▶ _TASK_:
Every entry below should be repeated exactly; the pictures should not.

Records from a collection:

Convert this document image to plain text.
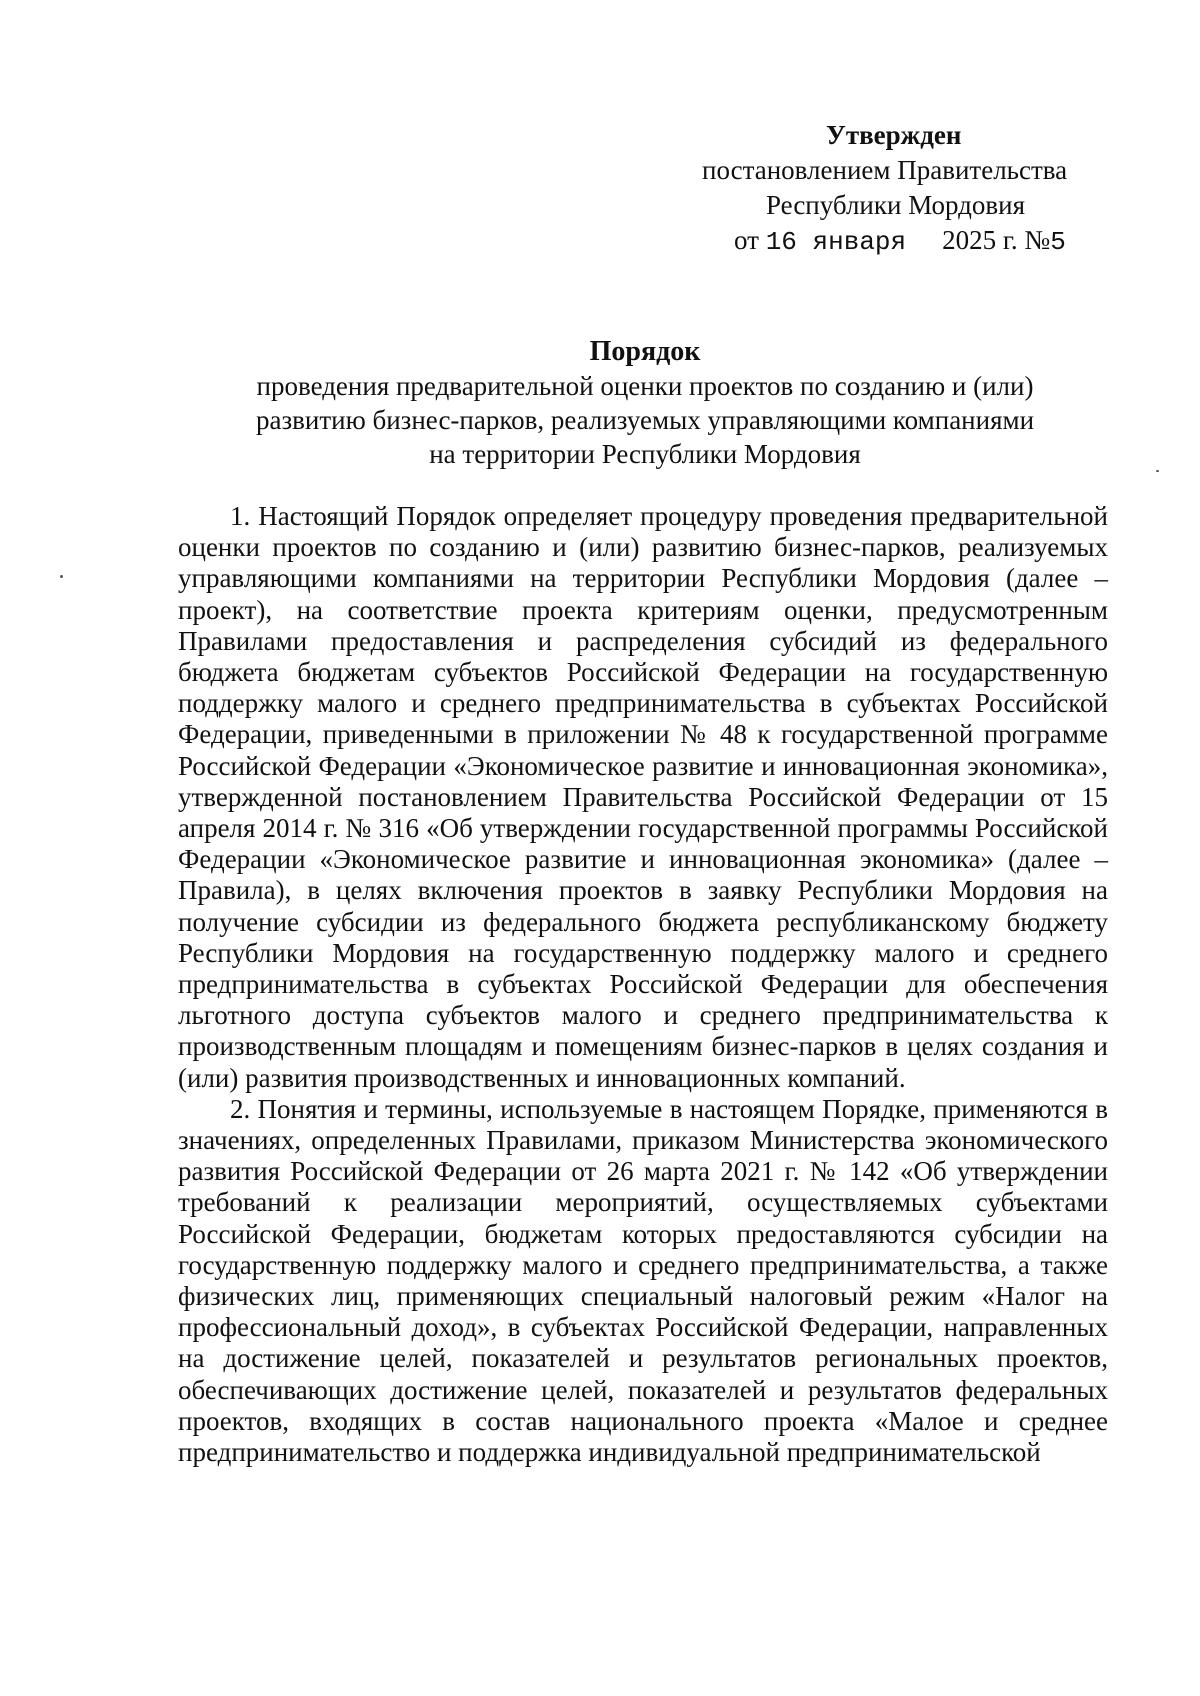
Утвержден
постановлением Правительства
Республики Мордовия
от 16 января 2025 г. №5
Порядок
проведения предварительной оценки проектов по созданию и (или)
развитию бизнес-парков, реализуемых управляющими компаниями
на территории Республики Мордовия

1. Настоящий Порядок определяет процедуру проведения предварительной оценки проектов по созданию и (или) развитию бизнес-парков, реализуемых управляющими компаниями на территории Республики Мордовия (далее – проект), на соответствие проекта критериям оценки, предусмотренным Правилами предоставления и распределения субсидий из федерального бюджета бюджетам субъектов Российской Федерации на государственную поддержку малого и среднего предпринимательства в субъектах Российской Федерации, приведенными в приложении № 48 к государственной программе Российской Федерации «Экономическое развитие и инновационная экономика», утвержденной постановлением Правительства Российской Федерации от 15 апреля 2014 г. № 316 «Об утверждении государственной программы Российской Федерации «Экономическое развитие и инновационная экономика» (далее – Правила), в целях включения проектов в заявку Республики Мордовия на получение субсидии из федерального бюджета республиканскому бюджету Республики Мордовия на государственную поддержку малого и среднего предпринимательства в субъектах Российской Федерации для обеспечения льготного доступа субъектов малого и среднего предпринимательства к производственным площадям и помещениям бизнес-парков в целях создания и (или) развития производственных и инновационных компаний.

2. Понятия и термины, используемые в настоящем Порядке, применяются в значениях, определенных Правилами, приказом Министерства экономического развития Российской Федерации от 26 марта 2021 г. № 142 «Об утверждении требований к реализации мероприятий, осуществляемых субъектами Российской Федерации, бюджетам которых предоставляются субсидии на государственную поддержку малого и среднего предпринимательства, а также физических лиц, применяющих специальный налоговый режим «Налог на профессиональный доход», в субъектах Российской Федерации, направленных на достижение целей, показателей и результатов региональных проектов, обеспечивающих достижение целей, показателей и результатов федеральных проектов, входящих в состав национального проекта «Малое и среднее предпринимательство и поддержка индивидуальной предпринимательской
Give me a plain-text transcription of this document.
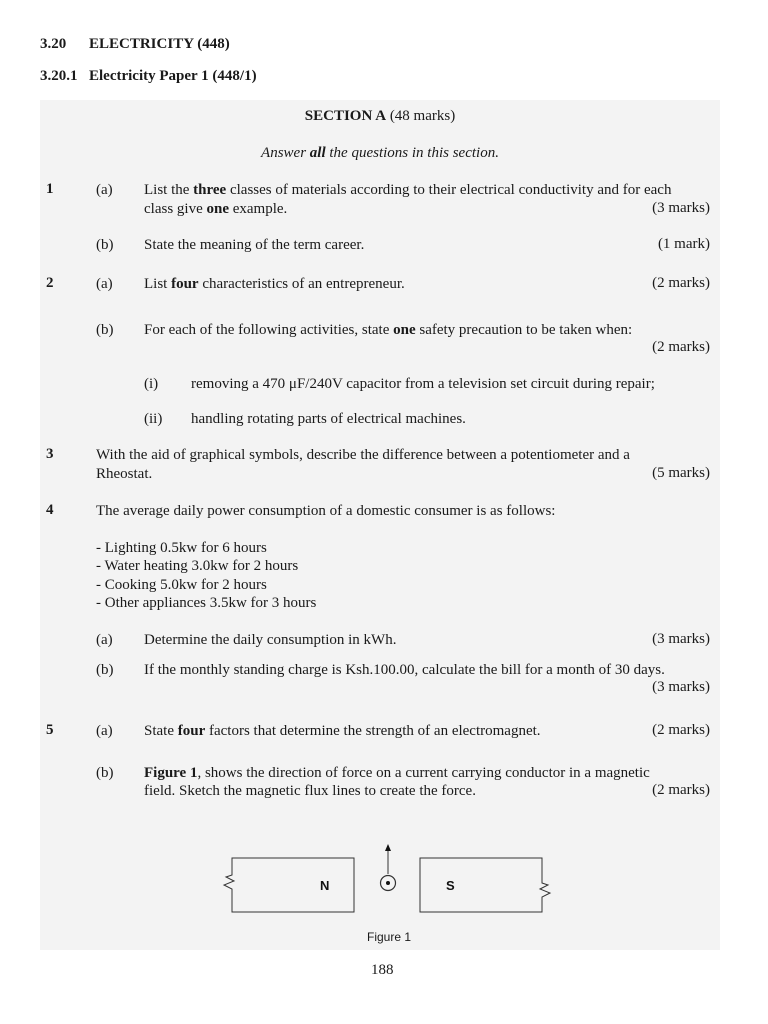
3.20 ELECTRICITY (448)
3.20.1 Electricity Paper 1 (448/1)
SECTION A (48 marks)
Answer all the questions in this section.
1	(a) List the three classes of materials according to their electrical conductivity and for each
class give one example.	(3 marks)
(b) State the meaning of the term career.	(1 mark)
2	(a) List four characteristics of an entrepreneur.	(2 marks)
(b) For each of the following activities, state one safety precaution to be taken when:
(2 marks)
(i) removing a 470 μF/240V capacitor from a television set circuit during repair;
(ii) handling rotating parts of electrical machines.
3	With the aid of graphical symbols, describe the difference between a potentiometer and a
Rheostat.	(5 marks)
4	The average daily power consumption of a domestic consumer is as follows:
- Lighting 0.5kw for 6 hours
- Water heating 3.0kw for 2 hours
- Cooking 5.0kw for 2 hours
- Other appliances 3.5kw for 3 hours
(a) Determine the daily consumption in kWh.	(3 marks)
(b) If the monthly standing charge is Ksh.100.00, calculate the bill for a month of 30 days.
(3 marks)
5	(a) State four factors that determine the strength of an electromagnet.	(2 marks)
(b) Figure 1, shows the direction of force on a current carrying conductor in a magnetic
field. Sketch the magnetic flux lines to create the force.	(2 marks)
N	S
Figure 1
188
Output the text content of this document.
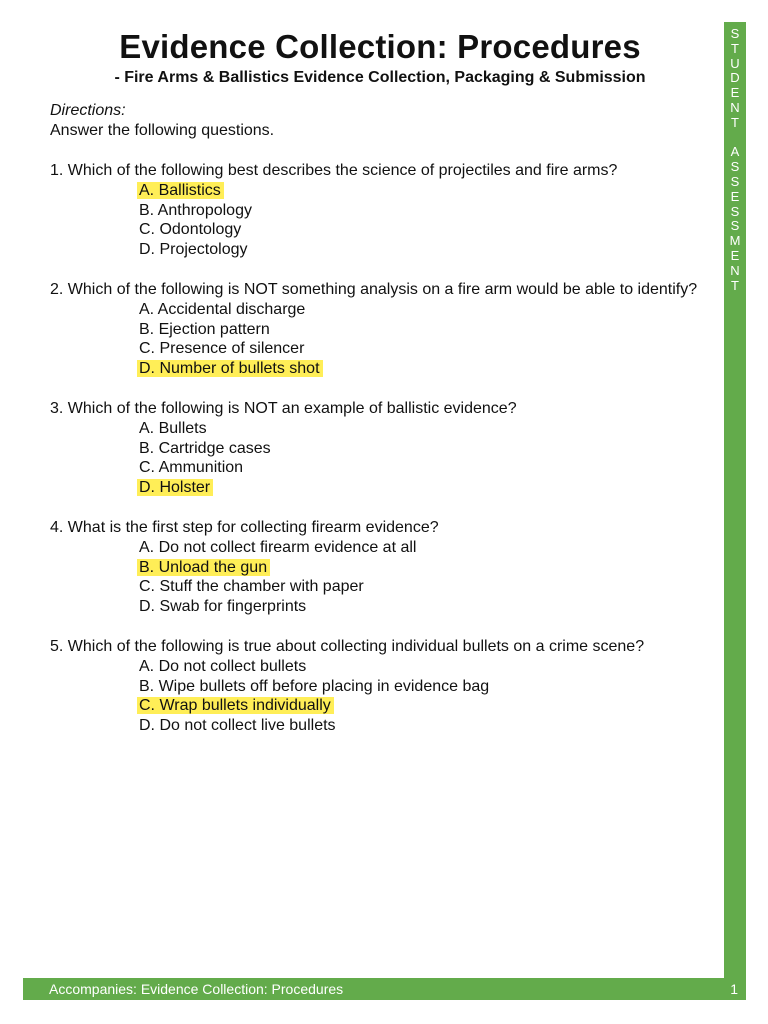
Evidence Collection: Procedures
- Fire Arms & Ballistics Evidence Collection, Packaging & Submission
Directions:
Answer the following questions.
1. Which of the following best describes the science of projectiles and fire arms?
A. Ballistics
B. Anthropology
C. Odontology
D. Projectology
2. Which of the following is NOT something analysis on a fire arm would be able to identify?
A. Accidental discharge
B. Ejection pattern
C. Presence of silencer
D. Number of bullets shot
3. Which of the following is NOT an example of ballistic evidence?
A. Bullets
B. Cartridge cases
C. Ammunition
D. Holster
4. What is the first step for collecting firearm evidence?
A. Do not collect firearm evidence at all
B. Unload the gun
C. Stuff the chamber with paper
D. Swab for fingerprints
5. Which of the following is true about collecting individual bullets on a crime scene?
A. Do not collect bullets
B. Wipe bullets off before placing in evidence bag
C. Wrap bullets individually
D. Do not collect live bullets
S
T
U
D
E
N
T
A
S
S
E
S
S
M
E
N
T
Accompanies: Evidence Collection: Procedures	1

▶ _ANSWER TO THIS PROBLEM_:
Convert this document image to plain text.
Утвержден
постановлением Правительства
Республики Мордовия
от 16 января 2025 г. №5
Порядок
проведения предварительной оценки проектов по созданию и (или)
развитию бизнес-парков, реализуемых управляющими компаниями
на территории Республики Мордовия

1. Настоящий Порядок определяет процедуру проведения предварительной оценки проектов по созданию и (или) развитию бизнес-парков, реализуемых управляющими компаниями на территории Республики Мордовия (далее – проект), на соответствие проекта критериям оценки, предусмотренным Правилами предоставления и распределения субсидий из федерального бюджета бюджетам субъектов Российской Федерации на государственную поддержку малого и среднего предпринимательства в субъектах Российской Федерации, приведенными в приложении № 48 к государственной программе Российской Федерации «Экономическое развитие и инновационная экономика», утвержденной постановлением Правительства Российской Федерации от 15 апреля 2014 г. № 316 «Об утверждении государственной программы Российской Федерации «Экономическое развитие и инновационная экономика» (далее – Правила), в целях включения проектов в заявку Республики Мордовия на получение субсидии из федерального бюджета республиканскому бюджету Республики Мордовия на государственную поддержку малого и среднего предпринимательства в субъектах Российской Федерации для обеспечения льготного доступа субъектов малого и среднего предпринимательства к производственным площадям и помещениям бизнес-парков в целях создания и (или) развития производственных и инновационных компаний.

2. Понятия и термины, используемые в настоящем Порядке, применяются в значениях, определенных Правилами, приказом Министерства экономического развития Российской Федерации от 26 марта 2021 г. № 142 «Об утверждении требований к реализации мероприятий, осуществляемых субъектами Российской Федерации, бюджетам которых предоставляются субсидии на государственную поддержку малого и среднего предпринимательства, а также физических лиц, применяющих специальный налоговый режим «Налог на профессиональный доход», в субъектах Российской Федерации, направленных на достижение целей, показателей и результатов региональных проектов, обеспечивающих достижение целей, показателей и результатов федеральных проектов, входящих в состав национального проекта «Малое и среднее предпринимательство и поддержка индивидуальной предпринимательской
Give me a plain-text transcription of this document.
3.20 ELECTRICITY (448)
3.20.1 Electricity Paper 1 (448/1)
SECTION A (48 marks)
Answer all the questions in this section.
1	(a) List the three classes of materials according to their electrical conductivity and for each
class give one example.	(3 marks)
(b) State the meaning of the term career.	(1 mark)
2	(a) List four characteristics of an entrepreneur.	(2 marks)
(b) For each of the following activities, state one safety precaution to be taken when:
(2 marks)
(i) removing a 470 μF/240V capacitor from a television set circuit during repair;
(ii) handling rotating parts of electrical machines.
3	With the aid of graphical symbols, describe the difference between a potentiometer and a
Rheostat.	(5 marks)
4	The average daily power consumption of a domestic consumer is as follows:
- Lighting 0.5kw for 6 hours
- Water heating 3.0kw for 2 hours
- Cooking 5.0kw for 2 hours
- Other appliances 3.5kw for 3 hours
(a) Determine the daily consumption in kWh.	(3 marks)
(b) If the monthly standing charge is Ksh.100.00, calculate the bill for a month of 30 days.
(3 marks)
5	(a) State four factors that determine the strength of an electromagnet.	(2 marks)
(b) Figure 1, shows the direction of force on a current carrying conductor in a magnetic
field. Sketch the magnetic flux lines to create the force.	(2 marks)
N	S
Figure 1
188
Output the text content of this document.
Evidence Collection: Procedures
- Fire Arms & Ballistics Evidence Collection, Packaging & Submission
Directions:
Answer the following questions.
1. Which of the following best describes the science of projectiles and fire arms?
A. Ballistics
B. Anthropology
C. Odontology
D. Projectology
2. Which of the following is NOT something analysis on a fire arm would be able to identify?
A. Accidental discharge
B. Ejection pattern
C. Presence of silencer
D. Number of bullets shot
3. Which of the following is NOT an example of ballistic evidence?
A. Bullets
B. Cartridge cases
C. Ammunition
D. Holster
4. What is the first step for collecting firearm evidence?
A. Do not collect firearm evidence at all
B. Unload the gun
C. Stuff the chamber with paper
D. Swab for fingerprints
5. Which of the following is true about collecting individual bullets on a crime scene?
A. Do not collect bullets
B. Wipe bullets off before placing in evidence bag
C. Wrap bullets individually
D. Do not collect live bullets
S
T
U
D
E
N
T
A
S
S
E
S
S
M
E
N
T
Accompanies: Evidence Collection: Procedures	1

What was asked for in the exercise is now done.